→ **Material for this exercise**
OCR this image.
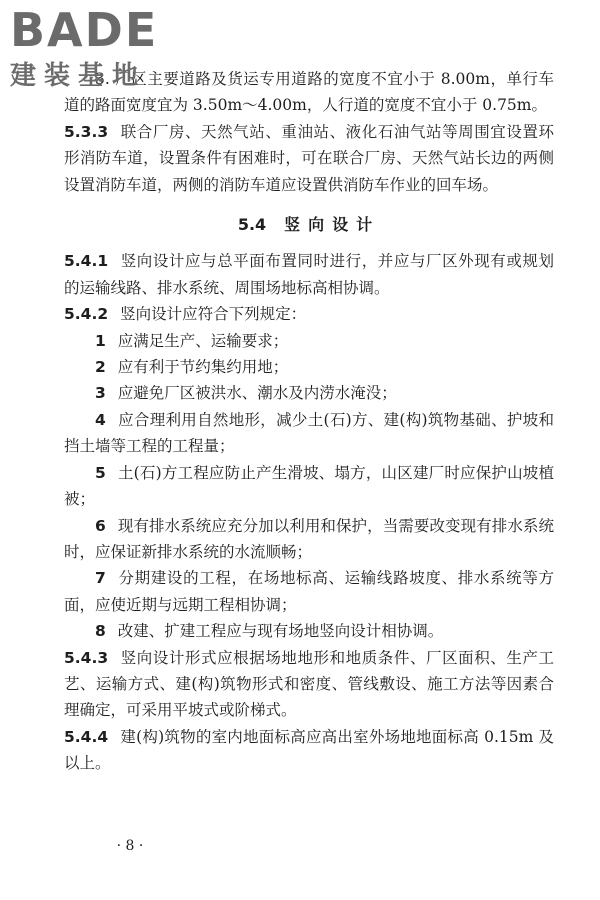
BADE
建装基地

3. 厂区主要道路及货运专用道路的宽度不宜小于 8.00m，单行车道的路面宽度宜为 3.50m～4.00m，人行道的宽度不宜小于 0.75m。

5.3.3 联合厂房、天然气站、重油站、液化石油气站等周围宜设置环形消防车道，设置条件有困难时，可在联合厂房、天然气站长边的两侧设置消防车道，两侧的消防车道应设置供消防车作业的回车场。

5.4 竖向设计

5.4.1 竖向设计应与总平面布置同时进行，并应与厂区外现有或规划的运输线路、排水系统、周围场地标高相协调。

5.4.2 竖向设计应符合下列规定：

1 应满足生产、运输要求；

2 应有利于节约集约用地；

3 应避免厂区被洪水、潮水及内涝水淹没；

4 应合理利用自然地形，减少土(石)方、建(构)筑物基础、护坡和挡土墙等工程的工程量；

5 土(石)方工程应防止产生滑坡、塌方，山区建厂时应保护山坡植被；

6 现有排水系统应充分加以利用和保护，当需要改变现有排水系统时，应保证新排水系统的水流顺畅；

7 分期建设的工程，在场地标高、运输线路坡度、排水系统等方面，应使近期与远期工程相协调；

8 改建、扩建工程应与现有场地竖向设计相协调。

5.4.3 竖向设计形式应根据场地地形和地质条件、厂区面积、生产工艺、运输方式、建(构)筑物形式和密度、管线敷设、施工方法等因素合理确定，可采用平坡式或阶梯式。

5.4.4 建(构)筑物的室内地面标高应高出室外场地地面标高 0.15m 及以上。

· 8 ·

→ **Short exercise**
Reproduce each record above by retyping it exactly; omit all images.

→ **Reply to the task**
OCR this image.
BADE
建装基地

3. 厂区主要道路及货运专用道路的宽度不宜小于 8.00m，单行车道的路面宽度宜为 3.50m～4.00m，人行道的宽度不宜小于 0.75m。

5.3.3 联合厂房、天然气站、重油站、液化石油气站等周围宜设置环形消防车道，设置条件有困难时，可在联合厂房、天然气站长边的两侧设置消防车道，两侧的消防车道应设置供消防车作业的回车场。

5.4 竖向设计

5.4.1 竖向设计应与总平面布置同时进行，并应与厂区外现有或规划的运输线路、排水系统、周围场地标高相协调。

5.4.2 竖向设计应符合下列规定：

1 应满足生产、运输要求；

2 应有利于节约集约用地；

3 应避免厂区被洪水、潮水及内涝水淹没；

4 应合理利用自然地形，减少土(石)方、建(构)筑物基础、护坡和挡土墙等工程的工程量；

5 土(石)方工程应防止产生滑坡、塌方，山区建厂时应保护山坡植被；

6 现有排水系统应充分加以利用和保护，当需要改变现有排水系统时，应保证新排水系统的水流顺畅；

7 分期建设的工程，在场地标高、运输线路坡度、排水系统等方面，应使近期与远期工程相协调；

8 改建、扩建工程应与现有场地竖向设计相协调。

5.4.3 竖向设计形式应根据场地地形和地质条件、厂区面积、生产工艺、运输方式、建(构)筑物形式和密度、管线敷设、施工方法等因素合理确定，可采用平坡式或阶梯式。

5.4.4 建(构)筑物的室内地面标高应高出室外场地地面标高 0.15m 及以上。

· 8 ·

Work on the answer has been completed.